- **Short task**:
In the following material, identify every line holding the string "marker" and return it.

-- Records for the task start --

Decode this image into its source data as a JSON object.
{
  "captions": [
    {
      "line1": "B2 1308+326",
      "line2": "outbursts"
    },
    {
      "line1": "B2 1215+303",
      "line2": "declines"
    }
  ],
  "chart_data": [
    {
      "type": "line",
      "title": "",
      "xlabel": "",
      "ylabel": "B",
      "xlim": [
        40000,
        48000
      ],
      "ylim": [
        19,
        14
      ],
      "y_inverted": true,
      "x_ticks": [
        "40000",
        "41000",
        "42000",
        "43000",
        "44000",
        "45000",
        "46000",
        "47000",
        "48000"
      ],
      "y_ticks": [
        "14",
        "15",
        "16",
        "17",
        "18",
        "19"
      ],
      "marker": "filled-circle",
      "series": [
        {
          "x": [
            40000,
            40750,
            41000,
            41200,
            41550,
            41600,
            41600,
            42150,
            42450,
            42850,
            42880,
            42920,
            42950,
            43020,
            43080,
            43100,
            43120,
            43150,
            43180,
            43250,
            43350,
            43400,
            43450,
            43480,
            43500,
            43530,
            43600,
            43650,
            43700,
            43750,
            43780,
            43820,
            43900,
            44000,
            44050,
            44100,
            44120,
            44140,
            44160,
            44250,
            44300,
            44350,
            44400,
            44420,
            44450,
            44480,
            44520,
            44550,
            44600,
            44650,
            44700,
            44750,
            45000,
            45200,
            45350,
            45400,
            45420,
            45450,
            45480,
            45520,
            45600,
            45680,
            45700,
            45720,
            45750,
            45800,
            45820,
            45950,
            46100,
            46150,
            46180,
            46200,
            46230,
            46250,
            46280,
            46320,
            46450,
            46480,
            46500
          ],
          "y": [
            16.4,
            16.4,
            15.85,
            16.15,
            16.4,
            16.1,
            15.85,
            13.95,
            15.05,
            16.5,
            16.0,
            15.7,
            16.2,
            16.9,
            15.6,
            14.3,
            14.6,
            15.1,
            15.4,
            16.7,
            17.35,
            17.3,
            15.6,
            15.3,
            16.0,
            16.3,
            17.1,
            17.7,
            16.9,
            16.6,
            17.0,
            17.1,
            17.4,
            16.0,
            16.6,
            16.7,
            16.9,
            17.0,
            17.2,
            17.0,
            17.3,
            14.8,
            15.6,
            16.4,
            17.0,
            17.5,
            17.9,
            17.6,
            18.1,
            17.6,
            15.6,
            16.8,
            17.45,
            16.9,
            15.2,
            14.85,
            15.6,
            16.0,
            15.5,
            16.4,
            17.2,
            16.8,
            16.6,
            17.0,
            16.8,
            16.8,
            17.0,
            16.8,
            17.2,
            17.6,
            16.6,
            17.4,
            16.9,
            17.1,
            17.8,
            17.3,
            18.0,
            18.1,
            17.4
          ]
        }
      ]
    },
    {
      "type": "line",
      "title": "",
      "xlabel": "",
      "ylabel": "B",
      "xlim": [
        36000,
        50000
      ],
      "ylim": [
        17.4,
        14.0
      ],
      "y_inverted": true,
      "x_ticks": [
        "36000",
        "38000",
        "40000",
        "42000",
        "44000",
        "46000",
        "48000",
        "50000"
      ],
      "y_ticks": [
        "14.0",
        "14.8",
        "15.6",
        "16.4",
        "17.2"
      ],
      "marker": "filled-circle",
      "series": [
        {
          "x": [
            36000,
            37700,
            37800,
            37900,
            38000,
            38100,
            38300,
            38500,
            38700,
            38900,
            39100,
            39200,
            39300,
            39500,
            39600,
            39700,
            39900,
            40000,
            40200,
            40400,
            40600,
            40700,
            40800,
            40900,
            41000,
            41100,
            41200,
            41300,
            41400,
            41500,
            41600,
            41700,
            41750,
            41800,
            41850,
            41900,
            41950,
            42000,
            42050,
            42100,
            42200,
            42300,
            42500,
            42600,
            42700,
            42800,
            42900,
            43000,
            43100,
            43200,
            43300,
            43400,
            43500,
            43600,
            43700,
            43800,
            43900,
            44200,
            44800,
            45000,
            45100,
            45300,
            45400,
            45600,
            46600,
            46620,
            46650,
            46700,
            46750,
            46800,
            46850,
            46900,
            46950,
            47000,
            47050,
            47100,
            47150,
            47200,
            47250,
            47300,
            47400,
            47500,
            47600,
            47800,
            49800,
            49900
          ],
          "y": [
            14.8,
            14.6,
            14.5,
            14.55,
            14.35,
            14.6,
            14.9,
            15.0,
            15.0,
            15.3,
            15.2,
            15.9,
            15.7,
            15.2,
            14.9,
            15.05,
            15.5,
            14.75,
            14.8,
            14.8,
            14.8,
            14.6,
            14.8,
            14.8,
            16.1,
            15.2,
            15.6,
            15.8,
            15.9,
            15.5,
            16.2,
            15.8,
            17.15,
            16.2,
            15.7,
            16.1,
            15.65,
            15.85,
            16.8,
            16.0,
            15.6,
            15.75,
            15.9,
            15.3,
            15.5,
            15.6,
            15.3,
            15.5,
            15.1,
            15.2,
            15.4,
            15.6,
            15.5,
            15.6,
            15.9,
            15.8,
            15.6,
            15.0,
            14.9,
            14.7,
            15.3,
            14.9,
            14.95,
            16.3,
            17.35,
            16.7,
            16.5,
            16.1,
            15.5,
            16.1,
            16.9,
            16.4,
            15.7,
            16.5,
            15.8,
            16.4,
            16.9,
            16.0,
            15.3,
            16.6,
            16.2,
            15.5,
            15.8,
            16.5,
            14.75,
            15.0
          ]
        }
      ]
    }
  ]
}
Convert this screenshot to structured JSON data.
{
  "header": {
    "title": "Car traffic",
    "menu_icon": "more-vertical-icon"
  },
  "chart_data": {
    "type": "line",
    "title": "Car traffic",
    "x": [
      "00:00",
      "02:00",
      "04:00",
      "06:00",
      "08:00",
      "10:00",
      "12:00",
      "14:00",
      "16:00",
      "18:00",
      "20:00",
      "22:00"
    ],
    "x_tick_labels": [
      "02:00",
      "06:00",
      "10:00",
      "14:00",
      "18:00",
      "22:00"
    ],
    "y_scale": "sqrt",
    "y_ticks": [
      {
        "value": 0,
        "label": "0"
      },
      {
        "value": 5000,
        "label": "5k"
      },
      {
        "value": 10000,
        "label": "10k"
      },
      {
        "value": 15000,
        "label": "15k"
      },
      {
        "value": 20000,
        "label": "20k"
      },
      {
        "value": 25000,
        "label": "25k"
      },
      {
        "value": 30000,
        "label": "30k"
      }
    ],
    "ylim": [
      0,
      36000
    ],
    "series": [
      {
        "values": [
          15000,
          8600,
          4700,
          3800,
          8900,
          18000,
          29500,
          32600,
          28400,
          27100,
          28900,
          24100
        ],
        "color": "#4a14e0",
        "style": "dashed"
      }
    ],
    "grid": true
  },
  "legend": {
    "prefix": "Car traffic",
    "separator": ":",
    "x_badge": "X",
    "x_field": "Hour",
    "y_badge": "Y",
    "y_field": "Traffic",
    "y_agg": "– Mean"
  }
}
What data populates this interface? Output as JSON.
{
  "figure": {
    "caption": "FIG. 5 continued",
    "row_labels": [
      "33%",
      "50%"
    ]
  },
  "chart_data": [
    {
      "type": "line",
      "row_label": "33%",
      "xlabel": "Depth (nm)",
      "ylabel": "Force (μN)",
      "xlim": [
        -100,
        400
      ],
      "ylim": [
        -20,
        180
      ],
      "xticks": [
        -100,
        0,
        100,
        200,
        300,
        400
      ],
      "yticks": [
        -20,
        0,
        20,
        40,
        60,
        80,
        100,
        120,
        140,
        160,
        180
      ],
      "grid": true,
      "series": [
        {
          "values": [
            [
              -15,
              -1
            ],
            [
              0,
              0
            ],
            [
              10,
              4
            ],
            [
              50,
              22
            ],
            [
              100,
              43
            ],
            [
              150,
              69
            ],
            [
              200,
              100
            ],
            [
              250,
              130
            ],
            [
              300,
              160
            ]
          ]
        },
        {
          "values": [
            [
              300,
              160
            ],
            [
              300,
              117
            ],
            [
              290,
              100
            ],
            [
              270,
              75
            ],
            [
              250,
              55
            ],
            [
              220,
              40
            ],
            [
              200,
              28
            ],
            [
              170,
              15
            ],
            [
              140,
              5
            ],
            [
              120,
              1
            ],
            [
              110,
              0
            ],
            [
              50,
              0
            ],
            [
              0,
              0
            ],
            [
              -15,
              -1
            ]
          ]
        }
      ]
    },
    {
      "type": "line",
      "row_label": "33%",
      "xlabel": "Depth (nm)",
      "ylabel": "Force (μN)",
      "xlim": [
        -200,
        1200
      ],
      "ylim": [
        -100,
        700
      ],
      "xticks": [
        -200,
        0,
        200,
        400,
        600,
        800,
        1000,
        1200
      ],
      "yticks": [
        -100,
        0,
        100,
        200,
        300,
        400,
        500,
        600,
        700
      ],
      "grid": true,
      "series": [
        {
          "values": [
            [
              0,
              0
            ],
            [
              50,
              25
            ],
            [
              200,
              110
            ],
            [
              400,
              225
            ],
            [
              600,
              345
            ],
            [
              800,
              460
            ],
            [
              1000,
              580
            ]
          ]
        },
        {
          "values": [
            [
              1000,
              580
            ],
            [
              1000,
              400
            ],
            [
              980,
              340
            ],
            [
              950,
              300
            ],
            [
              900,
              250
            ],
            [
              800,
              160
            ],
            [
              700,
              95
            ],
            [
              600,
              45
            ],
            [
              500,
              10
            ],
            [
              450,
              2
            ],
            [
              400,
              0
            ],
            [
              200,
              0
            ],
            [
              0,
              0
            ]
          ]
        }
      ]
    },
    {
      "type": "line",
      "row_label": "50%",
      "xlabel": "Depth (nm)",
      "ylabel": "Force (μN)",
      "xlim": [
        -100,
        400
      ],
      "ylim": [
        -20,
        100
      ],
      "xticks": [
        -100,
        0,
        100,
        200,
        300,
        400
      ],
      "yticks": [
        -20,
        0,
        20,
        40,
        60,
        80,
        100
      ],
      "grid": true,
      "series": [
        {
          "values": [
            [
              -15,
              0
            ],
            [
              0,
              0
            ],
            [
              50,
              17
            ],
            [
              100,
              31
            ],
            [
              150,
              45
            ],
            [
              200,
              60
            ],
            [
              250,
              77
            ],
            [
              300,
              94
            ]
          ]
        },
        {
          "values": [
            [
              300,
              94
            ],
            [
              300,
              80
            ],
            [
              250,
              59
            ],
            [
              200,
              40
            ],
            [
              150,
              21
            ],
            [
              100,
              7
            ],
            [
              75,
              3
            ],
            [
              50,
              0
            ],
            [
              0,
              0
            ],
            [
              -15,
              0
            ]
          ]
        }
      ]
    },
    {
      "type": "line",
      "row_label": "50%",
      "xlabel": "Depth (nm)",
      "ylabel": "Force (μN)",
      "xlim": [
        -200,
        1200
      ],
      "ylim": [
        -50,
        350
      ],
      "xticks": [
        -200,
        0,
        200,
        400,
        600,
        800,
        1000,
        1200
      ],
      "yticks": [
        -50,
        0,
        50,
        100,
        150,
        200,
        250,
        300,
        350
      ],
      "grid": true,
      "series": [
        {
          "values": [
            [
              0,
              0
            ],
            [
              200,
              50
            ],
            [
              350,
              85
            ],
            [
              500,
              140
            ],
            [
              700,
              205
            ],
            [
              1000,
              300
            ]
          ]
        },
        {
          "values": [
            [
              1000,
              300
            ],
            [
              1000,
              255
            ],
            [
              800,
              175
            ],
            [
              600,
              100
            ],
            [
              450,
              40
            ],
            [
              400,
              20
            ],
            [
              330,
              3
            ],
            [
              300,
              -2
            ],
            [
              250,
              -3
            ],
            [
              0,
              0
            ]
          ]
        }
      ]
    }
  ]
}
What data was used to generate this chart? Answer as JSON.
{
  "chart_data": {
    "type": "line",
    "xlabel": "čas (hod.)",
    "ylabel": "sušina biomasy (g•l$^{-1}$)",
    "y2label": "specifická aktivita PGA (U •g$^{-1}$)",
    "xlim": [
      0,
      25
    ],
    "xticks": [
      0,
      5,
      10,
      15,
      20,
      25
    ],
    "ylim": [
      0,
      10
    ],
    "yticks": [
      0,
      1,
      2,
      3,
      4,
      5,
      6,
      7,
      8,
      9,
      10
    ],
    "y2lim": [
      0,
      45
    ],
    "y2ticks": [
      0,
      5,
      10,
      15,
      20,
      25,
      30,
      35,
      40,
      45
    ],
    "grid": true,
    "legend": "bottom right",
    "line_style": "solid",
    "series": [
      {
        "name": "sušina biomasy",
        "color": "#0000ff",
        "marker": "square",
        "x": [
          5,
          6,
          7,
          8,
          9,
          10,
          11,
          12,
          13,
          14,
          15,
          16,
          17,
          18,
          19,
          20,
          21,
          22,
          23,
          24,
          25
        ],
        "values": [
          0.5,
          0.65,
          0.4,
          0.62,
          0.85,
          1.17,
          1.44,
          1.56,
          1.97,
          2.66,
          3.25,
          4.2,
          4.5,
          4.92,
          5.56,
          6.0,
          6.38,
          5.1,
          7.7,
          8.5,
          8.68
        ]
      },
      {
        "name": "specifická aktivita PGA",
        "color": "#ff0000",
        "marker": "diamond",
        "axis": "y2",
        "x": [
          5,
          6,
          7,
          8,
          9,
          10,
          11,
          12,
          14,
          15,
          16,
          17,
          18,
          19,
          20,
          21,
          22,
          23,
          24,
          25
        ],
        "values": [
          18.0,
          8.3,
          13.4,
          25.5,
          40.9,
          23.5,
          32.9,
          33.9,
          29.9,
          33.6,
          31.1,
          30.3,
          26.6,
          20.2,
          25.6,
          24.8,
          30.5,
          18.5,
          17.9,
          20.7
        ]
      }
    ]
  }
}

-- Records for the task end --

- **Task solution**:
      "marker": "filled-circle",
      "marker": "filled-circle",
        "marker": "square",
        "marker": "diamond",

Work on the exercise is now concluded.